_TASK INSTRUCTIONS:_ Set the listing down again in full, word for word, with the pictures left out.

=====

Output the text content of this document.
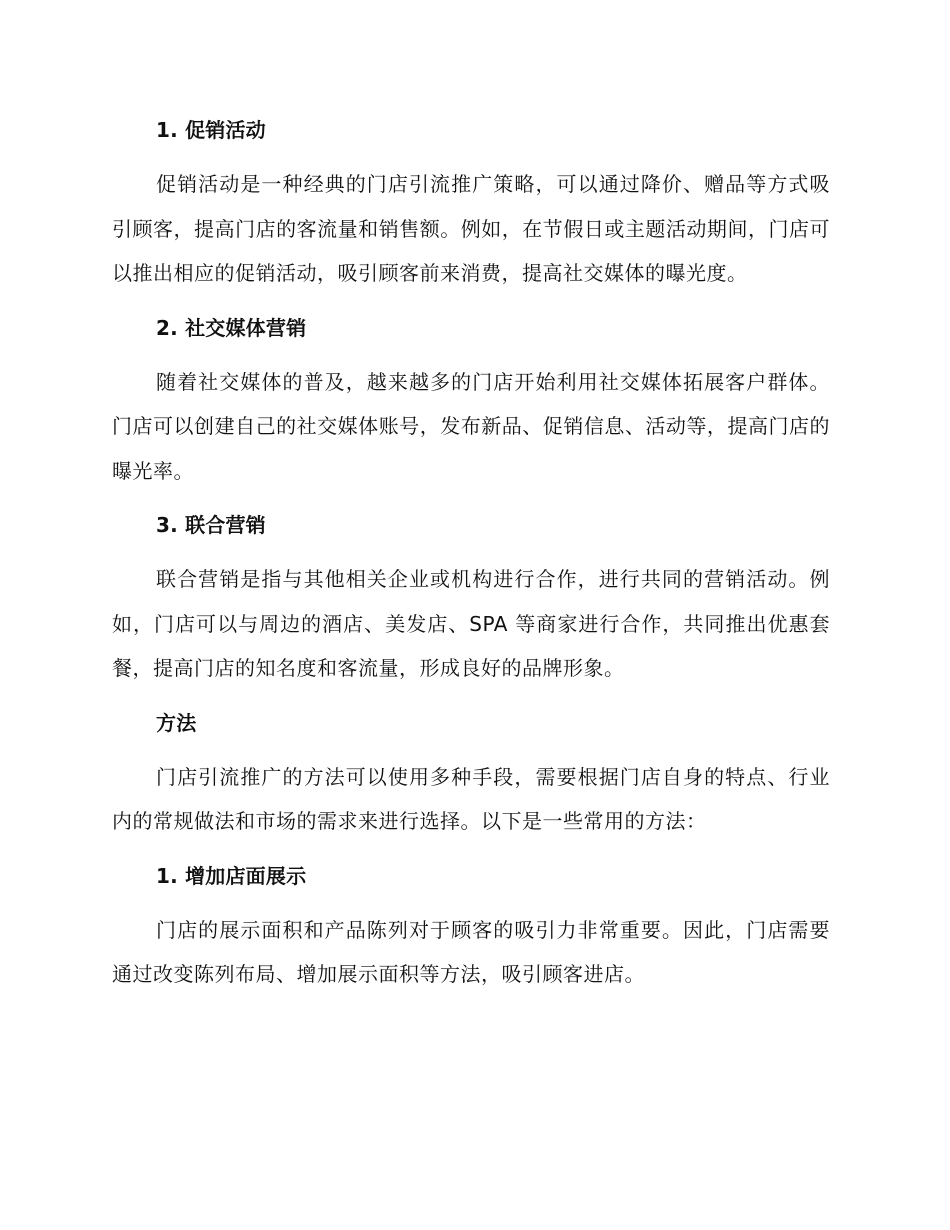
1. 促销活动

促销活动是一种经典的门店引流推广策略，可以通过降价、赠品等方式吸引顾客，提高门店的客流量和销售额。例如，在节假日或主题活动期间，门店可以推出相应的促销活动，吸引顾客前来消费，提高社交媒体的曝光度。

2. 社交媒体营销

随着社交媒体的普及，越来越多的门店开始利用社交媒体拓展客户群体。门店可以创建自己的社交媒体账号，发布新品、促销信息、活动等，提高门店的曝光率。

3. 联合营销

联合营销是指与其他相关企业或机构进行合作，进行共同的营销活动。例如，门店可以与周边的酒店、美发店、SPA 等商家进行合作，共同推出优惠套餐，提高门店的知名度和客流量，形成良好的品牌形象。

方法

门店引流推广的方法可以使用多种手段，需要根据门店自身的特点、行业内的常规做法和市场的需求来进行选择。以下是一些常用的方法：

1. 增加店面展示

门店的展示面积和产品陈列对于顾客的吸引力非常重要。因此，门店需要通过改变陈列布局、增加展示面积等方法，吸引顾客进店。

=====

_ANSWER FOR THIS EXERCISE:_
Output the text content of this document.
1. 促销活动

促销活动是一种经典的门店引流推广策略，可以通过降价、赠品等方式吸引顾客，提高门店的客流量和销售额。例如，在节假日或主题活动期间，门店可以推出相应的促销活动，吸引顾客前来消费，提高社交媒体的曝光度。

2. 社交媒体营销

随着社交媒体的普及，越来越多的门店开始利用社交媒体拓展客户群体。门店可以创建自己的社交媒体账号，发布新品、促销信息、活动等，提高门店的曝光率。

3. 联合营销

联合营销是指与其他相关企业或机构进行合作，进行共同的营销活动。例如，门店可以与周边的酒店、美发店、SPA 等商家进行合作，共同推出优惠套餐，提高门店的知名度和客流量，形成良好的品牌形象。

方法

门店引流推广的方法可以使用多种手段，需要根据门店自身的特点、行业内的常规做法和市场的需求来进行选择。以下是一些常用的方法：

1. 增加店面展示

门店的展示面积和产品陈列对于顾客的吸引力非常重要。因此，门店需要通过改变陈列布局、增加展示面积等方法，吸引顾客进店。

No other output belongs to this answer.